---- Task material
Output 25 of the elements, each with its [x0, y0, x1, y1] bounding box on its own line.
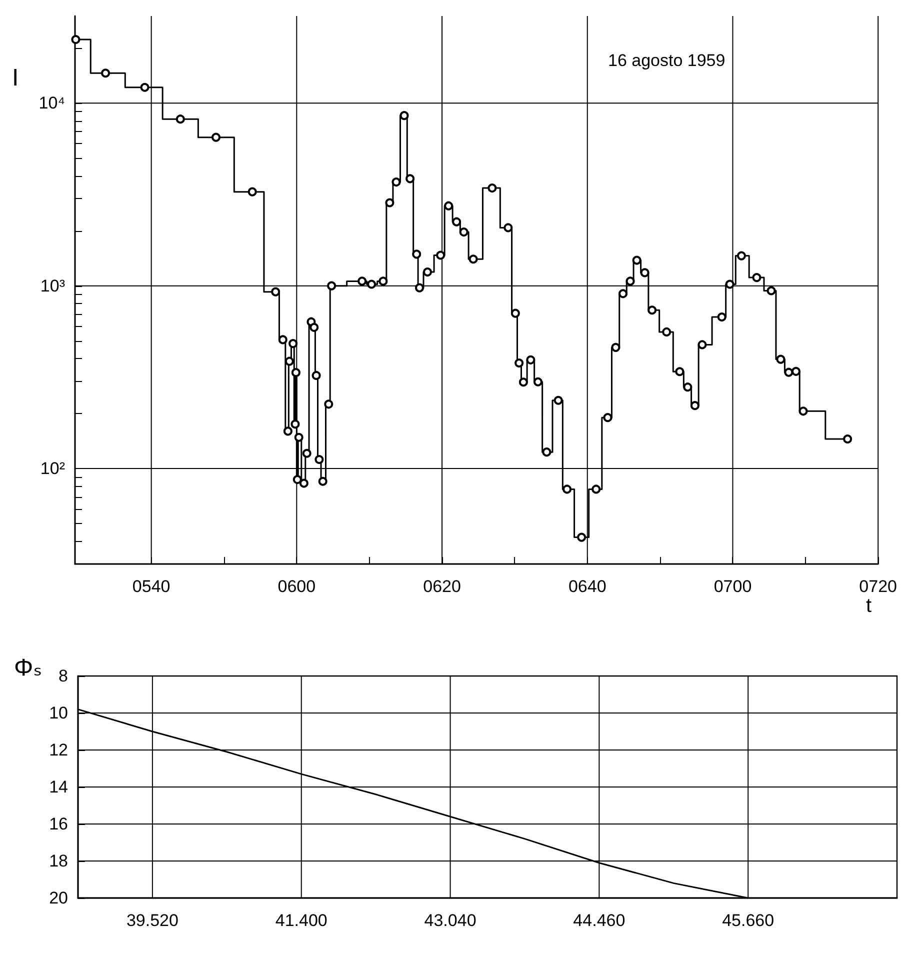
x-tick-label: 39.520 [126, 911, 178, 930]
x-axis-title: t [866, 595, 872, 617]
y-tick-label: 16 [49, 814, 68, 834]
y-tick-label: 12 [49, 740, 68, 760]
y-tick-label: 20 [49, 888, 68, 908]
x-tick-label: 0720 [859, 577, 898, 596]
x-tick-label: 45.660 [722, 911, 774, 930]
x-tick-label: 43.040 [424, 911, 476, 930]
y-tick-label: 8 [58, 666, 68, 686]
x-tick-label: 0620 [423, 577, 461, 596]
y-tick-label: 10 [49, 704, 68, 722]
x-tick-label: 0640 [568, 577, 606, 596]
y-tick-label: 14 [49, 778, 68, 796]
x-tick-label: 44.460 [573, 911, 626, 930]
x-tick-label: 0600 [278, 577, 316, 596]
annotation: 16 agosto 1959 [608, 51, 726, 70]
x-tick-label: 0700 [714, 577, 752, 596]
y-axis-title: I [12, 64, 19, 92]
y-tick-label: 10² [40, 458, 66, 478]
x-tick-label: 0540 [132, 577, 170, 596]
y-axis-title: Φₛ [14, 654, 42, 682]
x-tick-label: 41.400 [275, 911, 328, 930]
y-tick-label: 18 [49, 852, 68, 870]
y-tick-label: 10⁴ [38, 94, 65, 113]
y-tick-label: 10³ [40, 276, 66, 296]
--------
Task details:
Transcribe every line of the rows above word for word, leaving out the picture lines.

Solution to the exercise:
Output 25 of the elements, each with its [x0, y0, x1, y1] bounding box on its own line.
x-tick-label: 39.520 [126, 911, 178, 930]
x-axis-title: t [866, 595, 872, 617]
y-tick-label: 16 [49, 814, 68, 834]
y-tick-label: 12 [49, 740, 68, 760]
y-tick-label: 20 [49, 888, 68, 908]
x-tick-label: 0720 [859, 577, 898, 596]
x-tick-label: 45.660 [722, 911, 774, 930]
x-tick-label: 43.040 [424, 911, 476, 930]
y-tick-label: 8 [58, 666, 68, 686]
x-tick-label: 0620 [423, 577, 461, 596]
y-tick-label: 10 [49, 704, 68, 722]
x-tick-label: 0640 [568, 577, 606, 596]
y-tick-label: 14 [49, 778, 68, 796]
x-tick-label: 44.460 [573, 911, 626, 930]
x-tick-label: 0600 [278, 577, 316, 596]
annotation: 16 agosto 1959 [608, 51, 726, 70]
x-tick-label: 0700 [714, 577, 752, 596]
y-axis-title: I [12, 64, 19, 92]
y-tick-label: 10² [40, 458, 66, 478]
x-tick-label: 0540 [132, 577, 170, 596]
y-axis-title: Φₛ [14, 654, 42, 682]
x-tick-label: 41.400 [275, 911, 328, 930]
y-tick-label: 18 [49, 852, 68, 870]
y-tick-label: 10⁴ [38, 94, 65, 113]
y-tick-label: 10³ [40, 276, 66, 296]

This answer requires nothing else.